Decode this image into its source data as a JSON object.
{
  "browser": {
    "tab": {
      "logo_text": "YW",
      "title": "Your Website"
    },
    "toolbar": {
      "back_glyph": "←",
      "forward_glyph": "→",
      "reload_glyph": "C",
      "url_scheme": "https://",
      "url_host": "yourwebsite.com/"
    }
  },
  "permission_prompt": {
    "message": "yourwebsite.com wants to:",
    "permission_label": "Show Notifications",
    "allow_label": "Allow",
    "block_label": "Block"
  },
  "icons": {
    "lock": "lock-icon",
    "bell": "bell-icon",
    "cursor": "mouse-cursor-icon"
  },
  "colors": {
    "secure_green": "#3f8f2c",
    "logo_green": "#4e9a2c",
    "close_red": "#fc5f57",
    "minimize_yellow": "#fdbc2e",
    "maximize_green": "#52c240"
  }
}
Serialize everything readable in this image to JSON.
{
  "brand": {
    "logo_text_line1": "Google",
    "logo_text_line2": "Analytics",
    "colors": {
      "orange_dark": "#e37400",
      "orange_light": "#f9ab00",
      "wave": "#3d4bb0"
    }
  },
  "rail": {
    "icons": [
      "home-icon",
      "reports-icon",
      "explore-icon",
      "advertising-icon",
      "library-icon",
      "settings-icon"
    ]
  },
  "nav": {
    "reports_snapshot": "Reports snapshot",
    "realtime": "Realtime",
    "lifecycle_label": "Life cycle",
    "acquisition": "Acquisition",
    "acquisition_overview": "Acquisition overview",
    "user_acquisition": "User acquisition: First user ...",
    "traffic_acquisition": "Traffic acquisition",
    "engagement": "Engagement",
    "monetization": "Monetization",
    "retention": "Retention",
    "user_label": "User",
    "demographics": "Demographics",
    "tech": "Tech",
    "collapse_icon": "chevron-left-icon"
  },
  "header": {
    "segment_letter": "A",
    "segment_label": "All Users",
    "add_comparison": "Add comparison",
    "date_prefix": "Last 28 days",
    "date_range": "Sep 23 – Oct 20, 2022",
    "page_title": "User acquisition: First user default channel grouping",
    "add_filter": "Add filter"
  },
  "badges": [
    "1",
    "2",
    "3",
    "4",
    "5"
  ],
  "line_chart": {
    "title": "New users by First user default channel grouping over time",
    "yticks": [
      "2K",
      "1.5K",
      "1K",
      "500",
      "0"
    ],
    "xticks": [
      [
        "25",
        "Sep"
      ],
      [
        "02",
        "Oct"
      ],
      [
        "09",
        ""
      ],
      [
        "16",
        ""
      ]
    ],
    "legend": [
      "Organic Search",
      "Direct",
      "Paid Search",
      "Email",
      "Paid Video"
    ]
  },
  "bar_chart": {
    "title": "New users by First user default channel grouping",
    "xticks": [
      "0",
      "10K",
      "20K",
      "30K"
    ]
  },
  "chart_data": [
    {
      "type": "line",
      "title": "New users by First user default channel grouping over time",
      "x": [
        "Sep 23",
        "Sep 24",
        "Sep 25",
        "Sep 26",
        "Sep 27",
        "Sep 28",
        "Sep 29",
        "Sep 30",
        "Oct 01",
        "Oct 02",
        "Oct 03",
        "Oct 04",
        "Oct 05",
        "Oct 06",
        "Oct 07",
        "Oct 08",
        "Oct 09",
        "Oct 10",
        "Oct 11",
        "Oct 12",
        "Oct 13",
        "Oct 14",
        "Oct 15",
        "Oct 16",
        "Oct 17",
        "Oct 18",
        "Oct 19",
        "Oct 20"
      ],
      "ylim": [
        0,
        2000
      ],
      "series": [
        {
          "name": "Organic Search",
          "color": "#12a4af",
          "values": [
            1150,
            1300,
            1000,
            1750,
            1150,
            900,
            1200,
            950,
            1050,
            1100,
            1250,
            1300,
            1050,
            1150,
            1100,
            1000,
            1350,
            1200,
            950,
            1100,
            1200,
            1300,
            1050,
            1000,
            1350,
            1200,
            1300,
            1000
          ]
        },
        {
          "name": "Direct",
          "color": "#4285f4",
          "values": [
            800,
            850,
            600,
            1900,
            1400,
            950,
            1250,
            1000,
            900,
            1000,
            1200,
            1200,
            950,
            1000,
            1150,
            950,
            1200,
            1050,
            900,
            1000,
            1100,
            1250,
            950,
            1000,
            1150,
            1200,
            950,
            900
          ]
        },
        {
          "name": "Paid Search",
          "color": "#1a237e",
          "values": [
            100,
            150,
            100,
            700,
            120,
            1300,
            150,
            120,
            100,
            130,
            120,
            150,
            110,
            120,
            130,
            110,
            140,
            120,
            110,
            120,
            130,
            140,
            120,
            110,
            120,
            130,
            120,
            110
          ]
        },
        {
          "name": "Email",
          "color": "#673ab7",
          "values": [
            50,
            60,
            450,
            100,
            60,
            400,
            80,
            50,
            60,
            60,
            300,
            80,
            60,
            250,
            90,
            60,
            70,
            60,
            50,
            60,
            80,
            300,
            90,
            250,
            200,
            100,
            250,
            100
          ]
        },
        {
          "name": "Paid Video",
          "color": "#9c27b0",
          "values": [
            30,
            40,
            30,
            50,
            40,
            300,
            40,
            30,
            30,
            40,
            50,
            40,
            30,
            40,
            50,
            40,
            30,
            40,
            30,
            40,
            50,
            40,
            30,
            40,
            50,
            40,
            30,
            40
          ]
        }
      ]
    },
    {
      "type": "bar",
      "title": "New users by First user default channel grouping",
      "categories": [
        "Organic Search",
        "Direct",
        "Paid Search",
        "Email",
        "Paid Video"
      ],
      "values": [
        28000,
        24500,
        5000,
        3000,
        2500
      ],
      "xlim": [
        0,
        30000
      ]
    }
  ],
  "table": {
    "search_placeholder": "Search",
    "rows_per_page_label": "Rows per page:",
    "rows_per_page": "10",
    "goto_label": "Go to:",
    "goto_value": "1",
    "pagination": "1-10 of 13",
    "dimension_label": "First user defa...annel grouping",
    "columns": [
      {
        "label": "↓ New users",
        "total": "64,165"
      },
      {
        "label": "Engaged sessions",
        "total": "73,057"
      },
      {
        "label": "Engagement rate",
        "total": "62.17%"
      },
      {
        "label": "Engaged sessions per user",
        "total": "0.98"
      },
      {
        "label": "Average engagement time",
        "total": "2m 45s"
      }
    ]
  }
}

========================================================================

== Work instructions ==
Write out all the records above again, exactly as they stand.

== Exercise answer ==
Decode this image into its source data as a JSON object.
{
  "browser": {
    "tab": {
      "logo_text": "YW",
      "title": "Your Website"
    },
    "toolbar": {
      "back_glyph": "←",
      "forward_glyph": "→",
      "reload_glyph": "C",
      "url_scheme": "https://",
      "url_host": "yourwebsite.com/"
    }
  },
  "permission_prompt": {
    "message": "yourwebsite.com wants to:",
    "permission_label": "Show Notifications",
    "allow_label": "Allow",
    "block_label": "Block"
  },
  "icons": {
    "lock": "lock-icon",
    "bell": "bell-icon",
    "cursor": "mouse-cursor-icon"
  },
  "colors": {
    "secure_green": "#3f8f2c",
    "logo_green": "#4e9a2c",
    "close_red": "#fc5f57",
    "minimize_yellow": "#fdbc2e",
    "maximize_green": "#52c240"
  }
}
Serialize everything readable in this image to JSON.
{
  "brand": {
    "logo_text_line1": "Google",
    "logo_text_line2": "Analytics",
    "colors": {
      "orange_dark": "#e37400",
      "orange_light": "#f9ab00",
      "wave": "#3d4bb0"
    }
  },
  "rail": {
    "icons": [
      "home-icon",
      "reports-icon",
      "explore-icon",
      "advertising-icon",
      "library-icon",
      "settings-icon"
    ]
  },
  "nav": {
    "reports_snapshot": "Reports snapshot",
    "realtime": "Realtime",
    "lifecycle_label": "Life cycle",
    "acquisition": "Acquisition",
    "acquisition_overview": "Acquisition overview",
    "user_acquisition": "User acquisition: First user ...",
    "traffic_acquisition": "Traffic acquisition",
    "engagement": "Engagement",
    "monetization": "Monetization",
    "retention": "Retention",
    "user_label": "User",
    "demographics": "Demographics",
    "tech": "Tech",
    "collapse_icon": "chevron-left-icon"
  },
  "header": {
    "segment_letter": "A",
    "segment_label": "All Users",
    "add_comparison": "Add comparison",
    "date_prefix": "Last 28 days",
    "date_range": "Sep 23 – Oct 20, 2022",
    "page_title": "User acquisition: First user default channel grouping",
    "add_filter": "Add filter"
  },
  "badges": [
    "1",
    "2",
    "3",
    "4",
    "5"
  ],
  "line_chart": {
    "title": "New users by First user default channel grouping over time",
    "yticks": [
      "2K",
      "1.5K",
      "1K",
      "500",
      "0"
    ],
    "xticks": [
      [
        "25",
        "Sep"
      ],
      [
        "02",
        "Oct"
      ],
      [
        "09",
        ""
      ],
      [
        "16",
        ""
      ]
    ],
    "legend": [
      "Organic Search",
      "Direct",
      "Paid Search",
      "Email",
      "Paid Video"
    ]
  },
  "bar_chart": {
    "title": "New users by First user default channel grouping",
    "xticks": [
      "0",
      "10K",
      "20K",
      "30K"
    ]
  },
  "chart_data": [
    {
      "type": "line",
      "title": "New users by First user default channel grouping over time",
      "x": [
        "Sep 23",
        "Sep 24",
        "Sep 25",
        "Sep 26",
        "Sep 27",
        "Sep 28",
        "Sep 29",
        "Sep 30",
        "Oct 01",
        "Oct 02",
        "Oct 03",
        "Oct 04",
        "Oct 05",
        "Oct 06",
        "Oct 07",
        "Oct 08",
        "Oct 09",
        "Oct 10",
        "Oct 11",
        "Oct 12",
        "Oct 13",
        "Oct 14",
        "Oct 15",
        "Oct 16",
        "Oct 17",
        "Oct 18",
        "Oct 19",
        "Oct 20"
      ],
      "ylim": [
        0,
        2000
      ],
      "series": [
        {
          "name": "Organic Search",
          "color": "#12a4af",
          "values": [
            1150,
            1300,
            1000,
            1750,
            1150,
            900,
            1200,
            950,
            1050,
            1100,
            1250,
            1300,
            1050,
            1150,
            1100,
            1000,
            1350,
            1200,
            950,
            1100,
            1200,
            1300,
            1050,
            1000,
            1350,
            1200,
            1300,
            1000
          ]
        },
        {
          "name": "Direct",
          "color": "#4285f4",
          "values": [
            800,
            850,
            600,
            1900,
            1400,
            950,
            1250,
            1000,
            900,
            1000,
            1200,
            1200,
            950,
            1000,
            1150,
            950,
            1200,
            1050,
            900,
            1000,
            1100,
            1250,
            950,
            1000,
            1150,
            1200,
            950,
            900
          ]
        },
        {
          "name": "Paid Search",
          "color": "#1a237e",
          "values": [
            100,
            150,
            100,
            700,
            120,
            1300,
            150,
            120,
            100,
            130,
            120,
            150,
            110,
            120,
            130,
            110,
            140,
            120,
            110,
            120,
            130,
            140,
            120,
            110,
            120,
            130,
            120,
            110
          ]
        },
        {
          "name": "Email",
          "color": "#673ab7",
          "values": [
            50,
            60,
            450,
            100,
            60,
            400,
            80,
            50,
            60,
            60,
            300,
            80,
            60,
            250,
            90,
            60,
            70,
            60,
            50,
            60,
            80,
            300,
            90,
            250,
            200,
            100,
            250,
            100
          ]
        },
        {
          "name": "Paid Video",
          "color": "#9c27b0",
          "values": [
            30,
            40,
            30,
            50,
            40,
            300,
            40,
            30,
            30,
            40,
            50,
            40,
            30,
            40,
            50,
            40,
            30,
            40,
            30,
            40,
            50,
            40,
            30,
            40,
            50,
            40,
            30,
            40
          ]
        }
      ]
    },
    {
      "type": "bar",
      "title": "New users by First user default channel grouping",
      "categories": [
        "Organic Search",
        "Direct",
        "Paid Search",
        "Email",
        "Paid Video"
      ],
      "values": [
        28000,
        24500,
        5000,
        3000,
        2500
      ],
      "xlim": [
        0,
        30000
      ]
    }
  ],
  "table": {
    "search_placeholder": "Search",
    "rows_per_page_label": "Rows per page:",
    "rows_per_page": "10",
    "goto_label": "Go to:",
    "goto_value": "1",
    "pagination": "1-10 of 13",
    "dimension_label": "First user defa...annel grouping",
    "columns": [
      {
        "label": "↓ New users",
        "total": "64,165"
      },
      {
        "label": "Engaged sessions",
        "total": "73,057"
      },
      {
        "label": "Engagement rate",
        "total": "62.17%"
      },
      {
        "label": "Engaged sessions per user",
        "total": "0.98"
      },
      {
        "label": "Average engagement time",
        "total": "2m 45s"
      }
    ]
  }
}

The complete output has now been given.